--- Records for this task ---
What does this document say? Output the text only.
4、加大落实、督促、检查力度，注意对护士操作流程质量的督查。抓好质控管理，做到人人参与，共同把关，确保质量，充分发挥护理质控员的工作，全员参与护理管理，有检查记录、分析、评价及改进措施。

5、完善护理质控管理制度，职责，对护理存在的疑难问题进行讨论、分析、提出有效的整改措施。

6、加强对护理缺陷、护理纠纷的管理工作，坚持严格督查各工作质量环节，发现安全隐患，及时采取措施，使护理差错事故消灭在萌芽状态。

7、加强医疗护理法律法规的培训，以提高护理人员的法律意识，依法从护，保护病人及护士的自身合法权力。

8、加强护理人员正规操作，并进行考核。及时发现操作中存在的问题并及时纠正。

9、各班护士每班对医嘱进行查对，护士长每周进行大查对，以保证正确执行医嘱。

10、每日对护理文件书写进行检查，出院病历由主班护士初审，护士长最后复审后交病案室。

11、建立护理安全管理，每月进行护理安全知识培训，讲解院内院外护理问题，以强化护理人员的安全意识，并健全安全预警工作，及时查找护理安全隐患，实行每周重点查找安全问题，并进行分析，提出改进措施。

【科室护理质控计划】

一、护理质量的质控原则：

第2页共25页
---
Please output every record, keeping each line exact.

What does this document say? Output the text only.
4、加大落实、督促、检查力度，注意对护士操作流程质量的督查。抓好质控管理，做到人人参与，共同把关，确保质量，充分发挥护理质控员的工作，全员参与护理管理，有检查记录、分析、评价及改进措施。

5、完善护理质控管理制度，职责，对护理存在的疑难问题进行讨论、分析、提出有效的整改措施。

6、加强对护理缺陷、护理纠纷的管理工作，坚持严格督查各工作质量环节，发现安全隐患，及时采取措施，使护理差错事故消灭在萌芽状态。

7、加强医疗护理法律法规的培训，以提高护理人员的法律意识，依法从护，保护病人及护士的自身合法权力。

8、加强护理人员正规操作，并进行考核。及时发现操作中存在的问题并及时纠正。

9、各班护士每班对医嘱进行查对，护士长每周进行大查对，以保证正确执行医嘱。

10、每日对护理文件书写进行检查，出院病历由主班护士初审，护士长最后复审后交病案室。

11、建立护理安全管理，每月进行护理安全知识培训，讲解院内院外护理问题，以强化护理人员的安全意识，并健全安全预警工作，及时查找护理安全隐患，实行每周重点查找安全问题，并进行分析，提出改进措施。

【科室护理质控计划】

一、护理质量的质控原则：

第2页共25页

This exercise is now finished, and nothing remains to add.